### ENTRIES

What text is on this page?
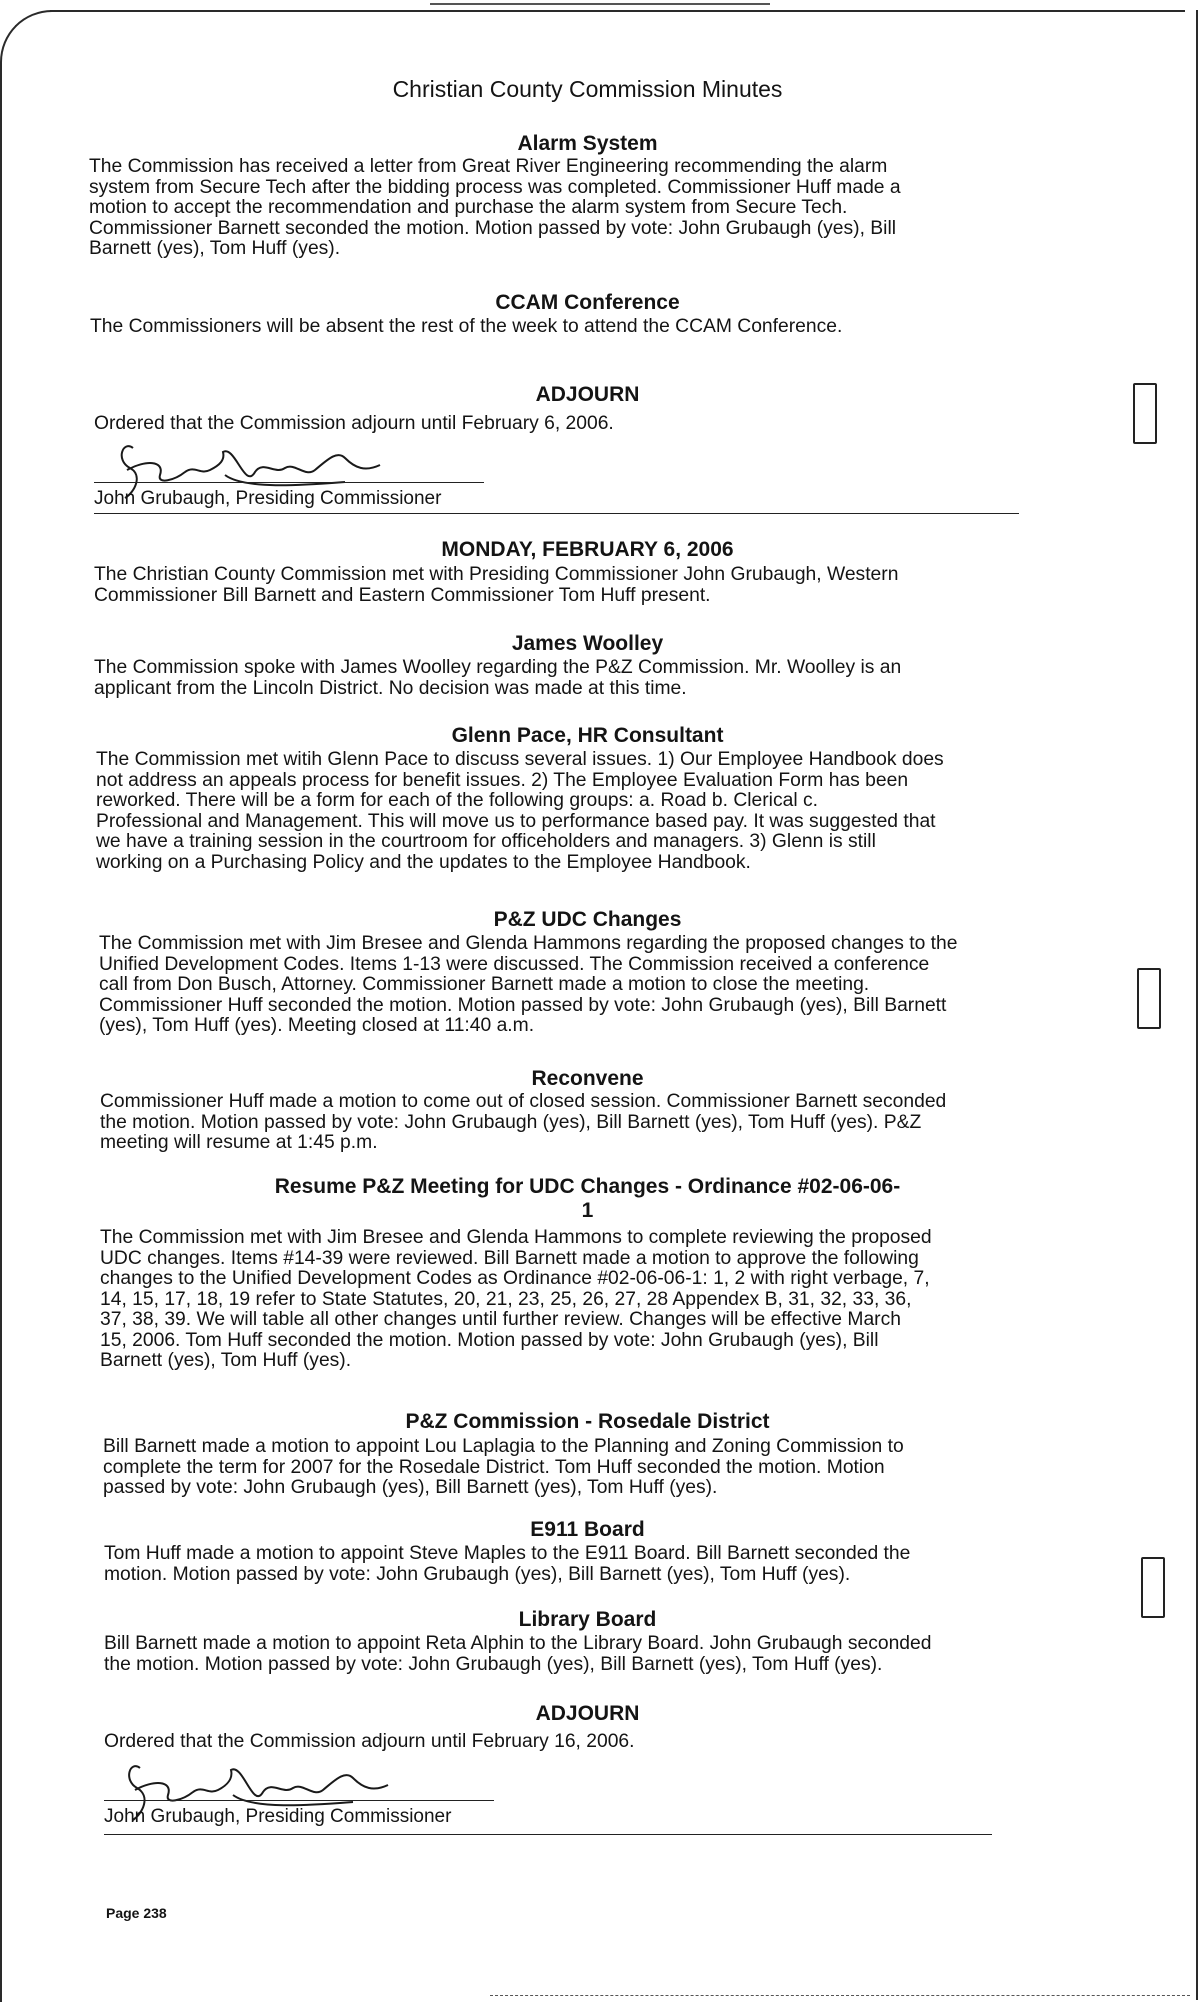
Christian County Commission Minutes
Alarm System
The Commission has received a letter from Great River Engineering recommending the alarm
system from Secure Tech after the bidding process was completed. Commissioner Huff made a
motion to accept the recommendation and purchase the alarm system from Secure Tech.
Commissioner Barnett seconded the motion. Motion passed by vote: John Grubaugh (yes), Bill
Barnett (yes), Tom Huff (yes).
CCAM Conference
The Commissioners will be absent the rest of the week to attend the CCAM Conference.
ADJOURN
Ordered that the Commission adjourn until February 6, 2006.
John Grubaugh, Presiding Commissioner
MONDAY, FEBRUARY 6, 2006
The Christian County Commission met with Presiding Commissioner John Grubaugh, Western
Commissioner Bill Barnett and Eastern Commissioner Tom Huff present.
James Woolley
The Commission spoke with James Woolley regarding the P&Z Commission. Mr. Woolley is an
applicant from the Lincoln District. No decision was made at this time.
Glenn Pace, HR Consultant
The Commission met witih Glenn Pace to discuss several issues. 1) Our Employee Handbook does
not address an appeals process for benefit issues. 2) The Employee Evaluation Form has been
reworked. There will be a form for each of the following groups: a. Road b. Clerical c.
Professional and Management. This will move us to performance based pay. It was suggested that
we have a training session in the courtroom for officeholders and managers. 3) Glenn is still
working on a Purchasing Policy and the updates to the Employee Handbook.
P&Z UDC Changes
The Commission met with Jim Bresee and Glenda Hammons regarding the proposed changes to the
Unified Development Codes. Items 1-13 were discussed. The Commission received a conference
call from Don Busch, Attorney. Commissioner Barnett made a motion to close the meeting.
Commissioner Huff seconded the motion. Motion passed by vote: John Grubaugh (yes), Bill Barnett
(yes), Tom Huff (yes). Meeting closed at 11:40 a.m.
Reconvene
Commissioner Huff made a motion to come out of closed session. Commissioner Barnett seconded
the motion. Motion passed by vote: John Grubaugh (yes), Bill Barnett (yes), Tom Huff (yes). P&Z
meeting will resume at 1:45 p.m.
Resume P&Z Meeting for UDC Changes - Ordinance #02-06-06-
1
The Commission met with Jim Bresee and Glenda Hammons to complete reviewing the proposed
UDC changes. Items #14-39 were reviewed. Bill Barnett made a motion to approve the following
changes to the Unified Development Codes as Ordinance #02-06-06-1: 1, 2 with right verbage, 7,
14, 15, 17, 18, 19 refer to State Statutes, 20, 21, 23, 25, 26, 27, 28 Appendex B, 31, 32, 33, 36,
37, 38, 39. We will table all other changes until further review. Changes will be effective March
15, 2006. Tom Huff seconded the motion. Motion passed by vote: John Grubaugh (yes), Bill
Barnett (yes), Tom Huff (yes).
P&Z Commission - Rosedale District
Bill Barnett made a motion to appoint Lou Laplagia to the Planning and Zoning Commission to
complete the term for 2007 for the Rosedale District. Tom Huff seconded the motion. Motion
passed by vote: John Grubaugh (yes), Bill Barnett (yes), Tom Huff (yes).
E911 Board
Tom Huff made a motion to appoint Steve Maples to the E911 Board. Bill Barnett seconded the
motion. Motion passed by vote: John Grubaugh (yes), Bill Barnett (yes), Tom Huff (yes).
Library Board
Bill Barnett made a motion to appoint Reta Alphin to the Library Board. John Grubaugh seconded
the motion. Motion passed by vote: John Grubaugh (yes), Bill Barnett (yes), Tom Huff (yes).
ADJOURN
Ordered that the Commission adjourn until February 16, 2006.
John Grubaugh, Presiding Commissioner
Page 238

### STATED TASK
Copy all the data exactly as written, but skip any picture.

### RESPONSE
What text is on this page?
Christian County Commission Minutes
Alarm System
The Commission has received a letter from Great River Engineering recommending the alarm
system from Secure Tech after the bidding process was completed. Commissioner Huff made a
motion to accept the recommendation and purchase the alarm system from Secure Tech.
Commissioner Barnett seconded the motion. Motion passed by vote: John Grubaugh (yes), Bill
Barnett (yes), Tom Huff (yes).
CCAM Conference
The Commissioners will be absent the rest of the week to attend the CCAM Conference.
ADJOURN
Ordered that the Commission adjourn until February 6, 2006.
John Grubaugh, Presiding Commissioner
MONDAY, FEBRUARY 6, 2006
The Christian County Commission met with Presiding Commissioner John Grubaugh, Western
Commissioner Bill Barnett and Eastern Commissioner Tom Huff present.
James Woolley
The Commission spoke with James Woolley regarding the P&Z Commission. Mr. Woolley is an
applicant from the Lincoln District. No decision was made at this time.
Glenn Pace, HR Consultant
The Commission met witih Glenn Pace to discuss several issues. 1) Our Employee Handbook does
not address an appeals process for benefit issues. 2) The Employee Evaluation Form has been
reworked. There will be a form for each of the following groups: a. Road b. Clerical c.
Professional and Management. This will move us to performance based pay. It was suggested that
we have a training session in the courtroom for officeholders and managers. 3) Glenn is still
working on a Purchasing Policy and the updates to the Employee Handbook.
P&Z UDC Changes
The Commission met with Jim Bresee and Glenda Hammons regarding the proposed changes to the
Unified Development Codes. Items 1-13 were discussed. The Commission received a conference
call from Don Busch, Attorney. Commissioner Barnett made a motion to close the meeting.
Commissioner Huff seconded the motion. Motion passed by vote: John Grubaugh (yes), Bill Barnett
(yes), Tom Huff (yes). Meeting closed at 11:40 a.m.
Reconvene
Commissioner Huff made a motion to come out of closed session. Commissioner Barnett seconded
the motion. Motion passed by vote: John Grubaugh (yes), Bill Barnett (yes), Tom Huff (yes). P&Z
meeting will resume at 1:45 p.m.
Resume P&Z Meeting for UDC Changes - Ordinance #02-06-06-
1
The Commission met with Jim Bresee and Glenda Hammons to complete reviewing the proposed
UDC changes. Items #14-39 were reviewed. Bill Barnett made a motion to approve the following
changes to the Unified Development Codes as Ordinance #02-06-06-1: 1, 2 with right verbage, 7,
14, 15, 17, 18, 19 refer to State Statutes, 20, 21, 23, 25, 26, 27, 28 Appendex B, 31, 32, 33, 36,
37, 38, 39. We will table all other changes until further review. Changes will be effective March
15, 2006. Tom Huff seconded the motion. Motion passed by vote: John Grubaugh (yes), Bill
Barnett (yes), Tom Huff (yes).
P&Z Commission - Rosedale District
Bill Barnett made a motion to appoint Lou Laplagia to the Planning and Zoning Commission to
complete the term for 2007 for the Rosedale District. Tom Huff seconded the motion. Motion
passed by vote: John Grubaugh (yes), Bill Barnett (yes), Tom Huff (yes).
E911 Board
Tom Huff made a motion to appoint Steve Maples to the E911 Board. Bill Barnett seconded the
motion. Motion passed by vote: John Grubaugh (yes), Bill Barnett (yes), Tom Huff (yes).
Library Board
Bill Barnett made a motion to appoint Reta Alphin to the Library Board. John Grubaugh seconded
the motion. Motion passed by vote: John Grubaugh (yes), Bill Barnett (yes), Tom Huff (yes).
ADJOURN
Ordered that the Commission adjourn until February 16, 2006.
John Grubaugh, Presiding Commissioner
Page 238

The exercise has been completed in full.